[Figure content listings]
>>>>

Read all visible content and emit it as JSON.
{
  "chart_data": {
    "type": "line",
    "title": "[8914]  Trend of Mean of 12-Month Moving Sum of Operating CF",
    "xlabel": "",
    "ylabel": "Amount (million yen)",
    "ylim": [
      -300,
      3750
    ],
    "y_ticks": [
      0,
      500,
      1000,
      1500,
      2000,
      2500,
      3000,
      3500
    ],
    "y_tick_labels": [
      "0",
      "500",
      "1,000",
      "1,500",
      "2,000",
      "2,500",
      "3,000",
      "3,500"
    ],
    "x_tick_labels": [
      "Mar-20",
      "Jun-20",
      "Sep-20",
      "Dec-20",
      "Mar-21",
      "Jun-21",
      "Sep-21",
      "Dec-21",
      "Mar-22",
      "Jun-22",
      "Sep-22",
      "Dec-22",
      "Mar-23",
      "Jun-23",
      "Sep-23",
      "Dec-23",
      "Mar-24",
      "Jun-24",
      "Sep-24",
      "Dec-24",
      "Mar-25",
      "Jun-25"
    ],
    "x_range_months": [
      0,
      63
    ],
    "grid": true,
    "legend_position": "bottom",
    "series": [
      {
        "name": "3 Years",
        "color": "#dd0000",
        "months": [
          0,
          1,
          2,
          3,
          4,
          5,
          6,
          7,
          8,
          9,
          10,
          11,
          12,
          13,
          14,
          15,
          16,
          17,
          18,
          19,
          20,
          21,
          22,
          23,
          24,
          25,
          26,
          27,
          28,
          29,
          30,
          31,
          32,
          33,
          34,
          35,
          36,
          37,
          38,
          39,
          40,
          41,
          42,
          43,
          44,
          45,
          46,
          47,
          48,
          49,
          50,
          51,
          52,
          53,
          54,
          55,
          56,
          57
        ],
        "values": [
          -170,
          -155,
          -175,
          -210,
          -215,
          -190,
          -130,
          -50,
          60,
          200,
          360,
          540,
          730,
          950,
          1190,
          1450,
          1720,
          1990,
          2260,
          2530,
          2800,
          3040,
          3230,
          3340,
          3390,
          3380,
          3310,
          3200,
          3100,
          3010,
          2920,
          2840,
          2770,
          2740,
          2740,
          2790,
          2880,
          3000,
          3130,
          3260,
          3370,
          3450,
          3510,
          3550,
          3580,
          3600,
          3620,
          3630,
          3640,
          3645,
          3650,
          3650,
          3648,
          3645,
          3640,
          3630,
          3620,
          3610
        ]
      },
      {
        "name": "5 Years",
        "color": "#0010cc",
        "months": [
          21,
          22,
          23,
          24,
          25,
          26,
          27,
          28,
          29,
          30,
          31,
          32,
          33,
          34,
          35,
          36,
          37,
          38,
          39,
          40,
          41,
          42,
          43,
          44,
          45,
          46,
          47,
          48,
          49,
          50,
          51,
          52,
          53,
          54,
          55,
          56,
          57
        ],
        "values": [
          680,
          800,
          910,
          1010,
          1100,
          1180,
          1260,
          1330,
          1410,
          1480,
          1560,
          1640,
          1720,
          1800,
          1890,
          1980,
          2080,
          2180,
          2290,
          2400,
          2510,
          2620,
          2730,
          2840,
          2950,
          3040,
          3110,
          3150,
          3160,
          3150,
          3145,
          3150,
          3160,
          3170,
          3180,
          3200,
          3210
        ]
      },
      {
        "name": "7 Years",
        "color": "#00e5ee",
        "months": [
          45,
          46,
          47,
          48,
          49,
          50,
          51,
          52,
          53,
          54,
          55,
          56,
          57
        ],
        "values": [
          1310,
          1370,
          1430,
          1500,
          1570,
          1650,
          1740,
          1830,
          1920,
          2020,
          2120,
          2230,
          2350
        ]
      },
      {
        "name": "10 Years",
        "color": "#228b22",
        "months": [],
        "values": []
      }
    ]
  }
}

<<<<

Problem to solve: From the records above, extract every entry exactly as given.

Answer to the problem:
Read all visible content and emit it as JSON.
{
  "chart_data": {
    "type": "line",
    "title": "[8914]  Trend of Mean of 12-Month Moving Sum of Operating CF",
    "xlabel": "",
    "ylabel": "Amount (million yen)",
    "ylim": [
      -300,
      3750
    ],
    "y_ticks": [
      0,
      500,
      1000,
      1500,
      2000,
      2500,
      3000,
      3500
    ],
    "y_tick_labels": [
      "0",
      "500",
      "1,000",
      "1,500",
      "2,000",
      "2,500",
      "3,000",
      "3,500"
    ],
    "x_tick_labels": [
      "Mar-20",
      "Jun-20",
      "Sep-20",
      "Dec-20",
      "Mar-21",
      "Jun-21",
      "Sep-21",
      "Dec-21",
      "Mar-22",
      "Jun-22",
      "Sep-22",
      "Dec-22",
      "Mar-23",
      "Jun-23",
      "Sep-23",
      "Dec-23",
      "Mar-24",
      "Jun-24",
      "Sep-24",
      "Dec-24",
      "Mar-25",
      "Jun-25"
    ],
    "x_range_months": [
      0,
      63
    ],
    "grid": true,
    "legend_position": "bottom",
    "series": [
      {
        "name": "3 Years",
        "color": "#dd0000",
        "months": [
          0,
          1,
          2,
          3,
          4,
          5,
          6,
          7,
          8,
          9,
          10,
          11,
          12,
          13,
          14,
          15,
          16,
          17,
          18,
          19,
          20,
          21,
          22,
          23,
          24,
          25,
          26,
          27,
          28,
          29,
          30,
          31,
          32,
          33,
          34,
          35,
          36,
          37,
          38,
          39,
          40,
          41,
          42,
          43,
          44,
          45,
          46,
          47,
          48,
          49,
          50,
          51,
          52,
          53,
          54,
          55,
          56,
          57
        ],
        "values": [
          -170,
          -155,
          -175,
          -210,
          -215,
          -190,
          -130,
          -50,
          60,
          200,
          360,
          540,
          730,
          950,
          1190,
          1450,
          1720,
          1990,
          2260,
          2530,
          2800,
          3040,
          3230,
          3340,
          3390,
          3380,
          3310,
          3200,
          3100,
          3010,
          2920,
          2840,
          2770,
          2740,
          2740,
          2790,
          2880,
          3000,
          3130,
          3260,
          3370,
          3450,
          3510,
          3550,
          3580,
          3600,
          3620,
          3630,
          3640,
          3645,
          3650,
          3650,
          3648,
          3645,
          3640,
          3630,
          3620,
          3610
        ]
      },
      {
        "name": "5 Years",
        "color": "#0010cc",
        "months": [
          21,
          22,
          23,
          24,
          25,
          26,
          27,
          28,
          29,
          30,
          31,
          32,
          33,
          34,
          35,
          36,
          37,
          38,
          39,
          40,
          41,
          42,
          43,
          44,
          45,
          46,
          47,
          48,
          49,
          50,
          51,
          52,
          53,
          54,
          55,
          56,
          57
        ],
        "values": [
          680,
          800,
          910,
          1010,
          1100,
          1180,
          1260,
          1330,
          1410,
          1480,
          1560,
          1640,
          1720,
          1800,
          1890,
          1980,
          2080,
          2180,
          2290,
          2400,
          2510,
          2620,
          2730,
          2840,
          2950,
          3040,
          3110,
          3150,
          3160,
          3150,
          3145,
          3150,
          3160,
          3170,
          3180,
          3200,
          3210
        ]
      },
      {
        "name": "7 Years",
        "color": "#00e5ee",
        "months": [
          45,
          46,
          47,
          48,
          49,
          50,
          51,
          52,
          53,
          54,
          55,
          56,
          57
        ],
        "values": [
          1310,
          1370,
          1430,
          1500,
          1570,
          1650,
          1740,
          1830,
          1920,
          2020,
          2120,
          2230,
          2350
        ]
      },
      {
        "name": "10 Years",
        "color": "#228b22",
        "months": [],
        "values": []
      }
    ]
  }
}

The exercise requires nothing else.